**Objective**
Wherever the word "marker" appears in the entries, copy the whole line.

'''

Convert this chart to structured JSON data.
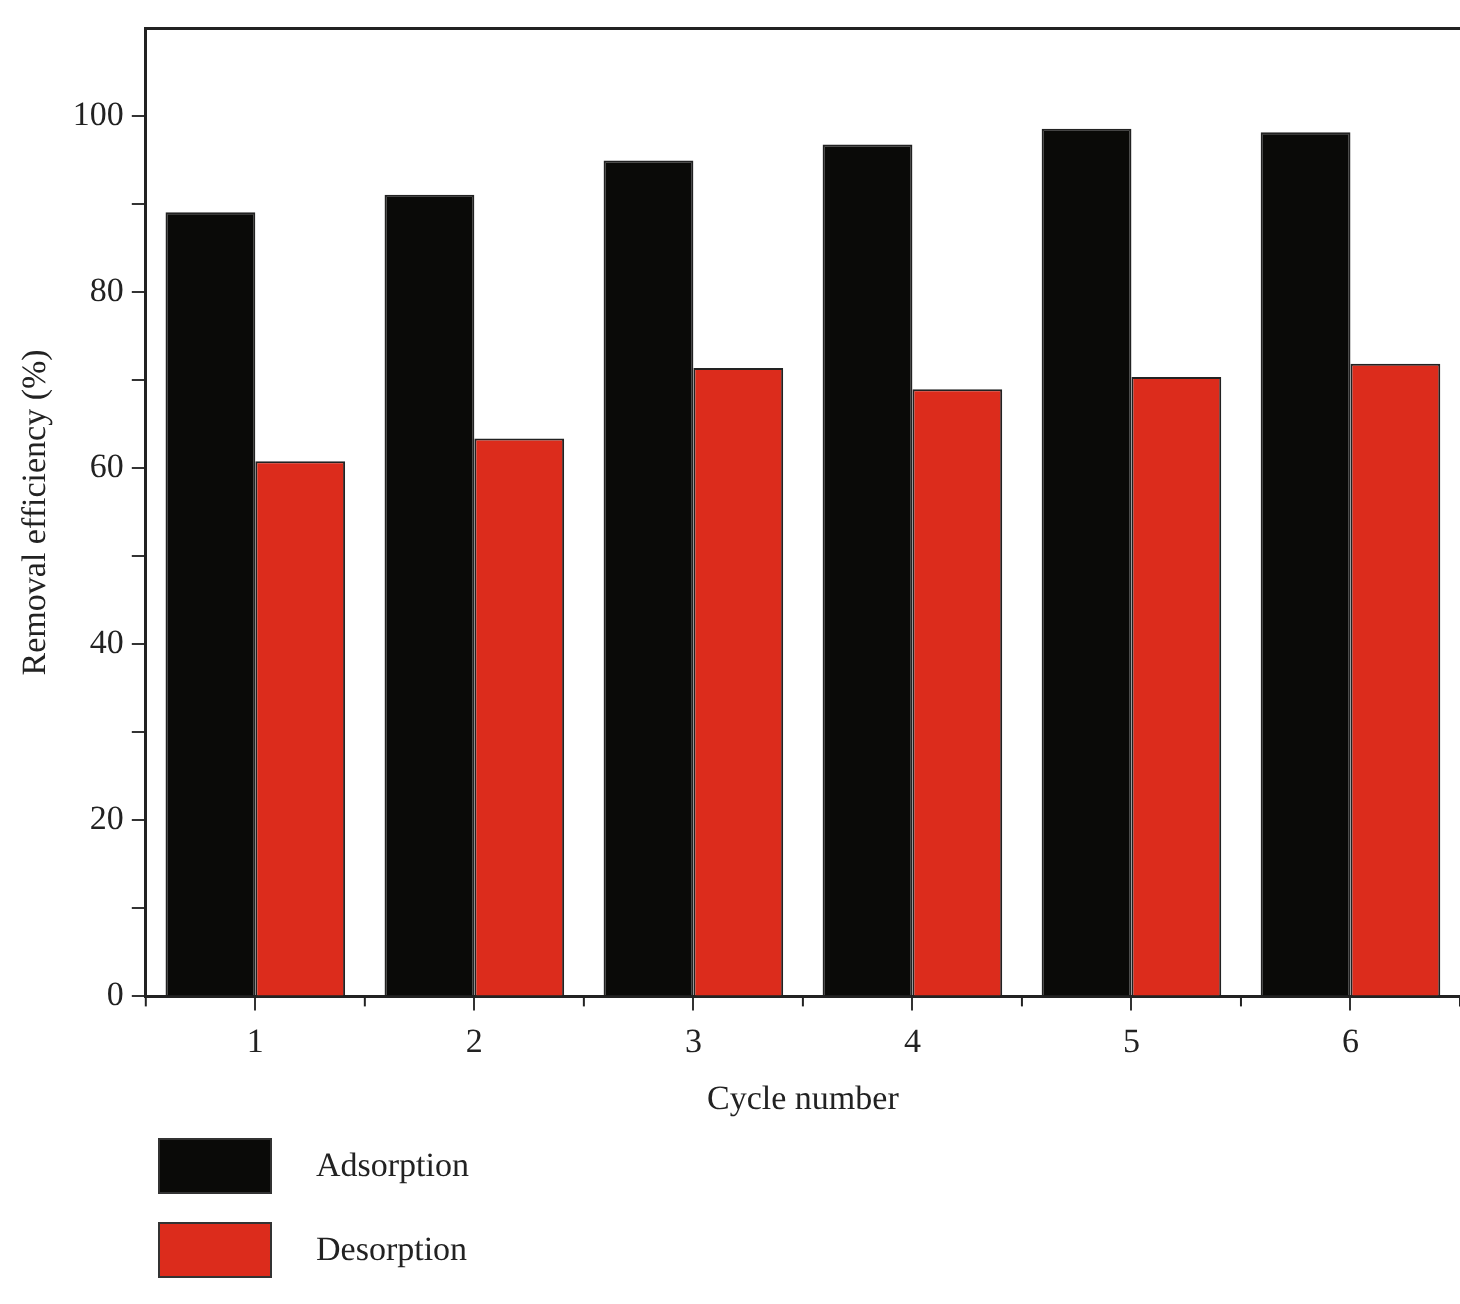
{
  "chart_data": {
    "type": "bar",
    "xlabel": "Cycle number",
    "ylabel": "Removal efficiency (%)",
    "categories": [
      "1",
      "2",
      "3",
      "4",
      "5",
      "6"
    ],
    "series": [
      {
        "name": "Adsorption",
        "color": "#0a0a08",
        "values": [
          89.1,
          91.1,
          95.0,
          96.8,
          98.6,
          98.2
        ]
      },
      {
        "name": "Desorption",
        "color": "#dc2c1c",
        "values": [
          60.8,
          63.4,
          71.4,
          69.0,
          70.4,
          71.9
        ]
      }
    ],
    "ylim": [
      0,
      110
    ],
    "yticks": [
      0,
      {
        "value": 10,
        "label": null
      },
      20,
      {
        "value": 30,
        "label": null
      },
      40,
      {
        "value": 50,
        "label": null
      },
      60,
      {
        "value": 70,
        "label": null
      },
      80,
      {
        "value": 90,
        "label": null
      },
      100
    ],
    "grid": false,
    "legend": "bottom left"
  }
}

'''
'''

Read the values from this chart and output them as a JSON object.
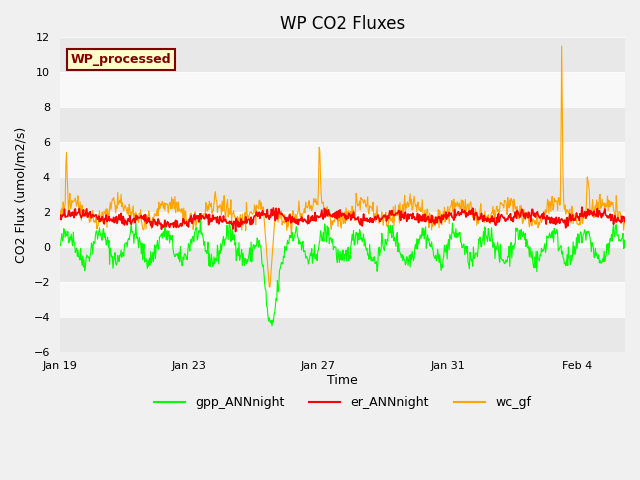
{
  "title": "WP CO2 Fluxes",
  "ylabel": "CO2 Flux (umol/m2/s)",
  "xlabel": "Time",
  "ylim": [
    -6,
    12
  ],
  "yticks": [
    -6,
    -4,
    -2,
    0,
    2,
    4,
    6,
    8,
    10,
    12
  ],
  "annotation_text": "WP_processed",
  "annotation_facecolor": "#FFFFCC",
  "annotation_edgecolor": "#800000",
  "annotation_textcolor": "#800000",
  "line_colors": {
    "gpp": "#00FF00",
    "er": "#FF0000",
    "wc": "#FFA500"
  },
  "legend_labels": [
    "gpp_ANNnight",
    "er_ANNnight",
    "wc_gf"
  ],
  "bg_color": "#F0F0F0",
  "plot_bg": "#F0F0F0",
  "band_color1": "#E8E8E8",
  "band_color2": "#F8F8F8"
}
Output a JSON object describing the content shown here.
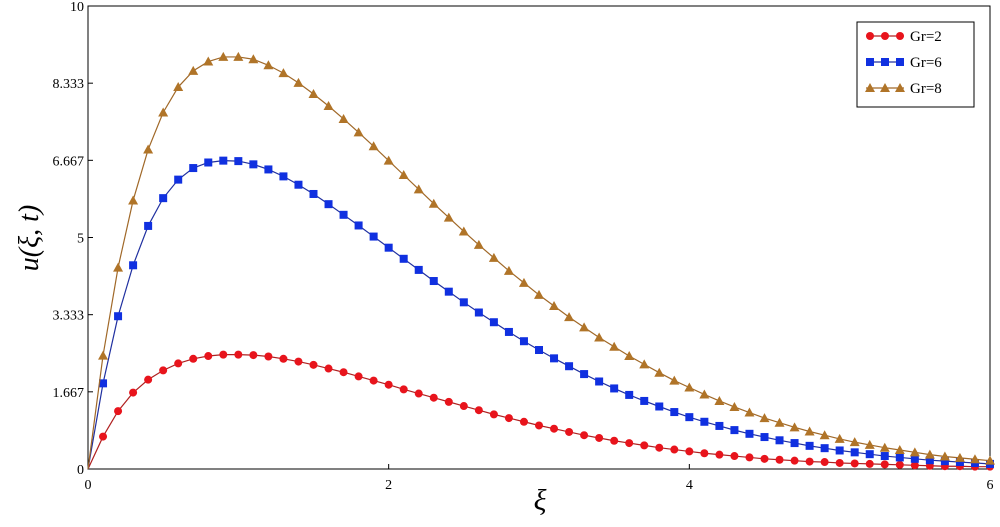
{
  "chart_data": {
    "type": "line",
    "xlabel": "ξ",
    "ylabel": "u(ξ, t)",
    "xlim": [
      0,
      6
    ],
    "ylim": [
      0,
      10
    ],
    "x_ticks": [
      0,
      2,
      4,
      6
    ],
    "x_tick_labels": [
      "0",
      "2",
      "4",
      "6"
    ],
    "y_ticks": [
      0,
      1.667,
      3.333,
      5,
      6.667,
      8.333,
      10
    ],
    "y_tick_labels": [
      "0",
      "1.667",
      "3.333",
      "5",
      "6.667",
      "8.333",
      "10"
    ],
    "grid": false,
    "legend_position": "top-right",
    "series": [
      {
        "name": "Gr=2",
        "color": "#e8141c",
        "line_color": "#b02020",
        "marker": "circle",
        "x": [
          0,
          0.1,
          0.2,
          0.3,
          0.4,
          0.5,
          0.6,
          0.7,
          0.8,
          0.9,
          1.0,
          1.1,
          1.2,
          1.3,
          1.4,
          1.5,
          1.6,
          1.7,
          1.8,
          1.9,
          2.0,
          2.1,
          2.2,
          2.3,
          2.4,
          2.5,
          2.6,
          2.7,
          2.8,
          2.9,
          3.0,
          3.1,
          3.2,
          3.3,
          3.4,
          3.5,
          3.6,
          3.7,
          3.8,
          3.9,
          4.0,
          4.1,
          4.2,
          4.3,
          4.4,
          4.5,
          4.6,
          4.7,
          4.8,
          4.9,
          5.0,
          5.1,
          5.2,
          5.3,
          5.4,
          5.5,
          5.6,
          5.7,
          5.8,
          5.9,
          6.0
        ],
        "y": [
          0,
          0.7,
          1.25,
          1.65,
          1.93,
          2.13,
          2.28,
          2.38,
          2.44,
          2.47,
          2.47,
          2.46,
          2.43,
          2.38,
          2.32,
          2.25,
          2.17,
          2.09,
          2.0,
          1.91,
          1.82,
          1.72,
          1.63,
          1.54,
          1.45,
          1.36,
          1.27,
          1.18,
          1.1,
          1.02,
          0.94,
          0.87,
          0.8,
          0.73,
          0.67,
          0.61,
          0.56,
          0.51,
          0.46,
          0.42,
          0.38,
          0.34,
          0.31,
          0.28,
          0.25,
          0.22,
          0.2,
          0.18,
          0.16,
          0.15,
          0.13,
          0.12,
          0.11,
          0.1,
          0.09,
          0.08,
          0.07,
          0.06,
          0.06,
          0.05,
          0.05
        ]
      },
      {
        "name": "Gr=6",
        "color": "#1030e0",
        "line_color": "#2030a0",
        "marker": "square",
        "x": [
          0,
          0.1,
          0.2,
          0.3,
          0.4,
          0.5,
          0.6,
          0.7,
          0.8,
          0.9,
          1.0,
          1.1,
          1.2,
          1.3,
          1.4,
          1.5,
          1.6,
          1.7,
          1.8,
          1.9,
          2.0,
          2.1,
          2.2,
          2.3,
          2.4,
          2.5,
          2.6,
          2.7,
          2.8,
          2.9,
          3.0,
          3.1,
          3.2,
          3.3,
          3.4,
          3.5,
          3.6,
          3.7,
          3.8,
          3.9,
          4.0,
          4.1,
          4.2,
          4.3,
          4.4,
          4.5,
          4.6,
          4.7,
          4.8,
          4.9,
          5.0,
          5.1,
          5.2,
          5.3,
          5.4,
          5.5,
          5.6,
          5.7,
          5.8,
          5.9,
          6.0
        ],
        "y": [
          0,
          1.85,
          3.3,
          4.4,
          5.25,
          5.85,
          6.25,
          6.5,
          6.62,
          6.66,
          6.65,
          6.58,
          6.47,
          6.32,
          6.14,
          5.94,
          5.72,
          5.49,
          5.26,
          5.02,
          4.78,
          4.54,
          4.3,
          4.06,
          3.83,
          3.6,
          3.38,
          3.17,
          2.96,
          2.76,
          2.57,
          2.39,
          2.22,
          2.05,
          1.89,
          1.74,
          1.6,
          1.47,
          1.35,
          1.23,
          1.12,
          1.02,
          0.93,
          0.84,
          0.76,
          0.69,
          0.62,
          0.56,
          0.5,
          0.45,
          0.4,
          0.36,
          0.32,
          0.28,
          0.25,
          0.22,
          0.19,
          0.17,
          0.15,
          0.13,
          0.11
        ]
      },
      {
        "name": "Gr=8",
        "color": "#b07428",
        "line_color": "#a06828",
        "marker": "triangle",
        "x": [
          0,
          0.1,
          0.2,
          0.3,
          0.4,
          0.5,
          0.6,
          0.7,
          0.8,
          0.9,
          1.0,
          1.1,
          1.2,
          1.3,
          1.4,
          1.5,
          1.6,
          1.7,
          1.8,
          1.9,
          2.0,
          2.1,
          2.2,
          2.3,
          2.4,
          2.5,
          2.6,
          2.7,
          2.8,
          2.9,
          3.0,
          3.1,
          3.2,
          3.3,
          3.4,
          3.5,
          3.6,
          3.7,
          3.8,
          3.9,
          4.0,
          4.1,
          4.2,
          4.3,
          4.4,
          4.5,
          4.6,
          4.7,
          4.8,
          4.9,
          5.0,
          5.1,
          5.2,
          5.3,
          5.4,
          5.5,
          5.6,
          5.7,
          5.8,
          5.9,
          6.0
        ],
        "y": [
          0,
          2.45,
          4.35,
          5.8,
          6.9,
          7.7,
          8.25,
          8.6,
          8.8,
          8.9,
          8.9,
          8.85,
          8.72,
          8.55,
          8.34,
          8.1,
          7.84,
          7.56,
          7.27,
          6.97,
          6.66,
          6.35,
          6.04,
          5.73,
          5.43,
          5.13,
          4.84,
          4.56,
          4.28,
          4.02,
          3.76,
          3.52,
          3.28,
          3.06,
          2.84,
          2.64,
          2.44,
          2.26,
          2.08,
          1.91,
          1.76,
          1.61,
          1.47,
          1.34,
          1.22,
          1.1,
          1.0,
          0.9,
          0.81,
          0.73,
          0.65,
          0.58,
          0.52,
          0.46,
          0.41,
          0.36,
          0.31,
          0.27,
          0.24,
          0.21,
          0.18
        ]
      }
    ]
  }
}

'''
'''

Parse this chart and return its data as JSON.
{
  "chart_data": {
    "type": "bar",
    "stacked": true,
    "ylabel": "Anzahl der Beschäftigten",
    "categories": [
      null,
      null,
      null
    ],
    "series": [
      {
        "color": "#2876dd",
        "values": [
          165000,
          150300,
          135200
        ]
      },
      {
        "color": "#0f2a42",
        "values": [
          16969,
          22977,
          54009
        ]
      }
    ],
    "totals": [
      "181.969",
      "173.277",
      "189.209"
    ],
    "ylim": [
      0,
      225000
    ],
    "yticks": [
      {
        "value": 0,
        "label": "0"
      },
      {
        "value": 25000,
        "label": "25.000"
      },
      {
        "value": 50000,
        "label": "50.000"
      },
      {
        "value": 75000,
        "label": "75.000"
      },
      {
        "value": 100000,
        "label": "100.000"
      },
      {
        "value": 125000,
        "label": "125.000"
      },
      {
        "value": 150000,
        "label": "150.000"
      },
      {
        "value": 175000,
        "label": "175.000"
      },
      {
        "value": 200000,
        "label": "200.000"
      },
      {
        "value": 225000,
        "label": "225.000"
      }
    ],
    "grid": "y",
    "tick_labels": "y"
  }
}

'''

**Task result**
        "marker": "circle",
        "marker": "square",
        "marker": "triangle",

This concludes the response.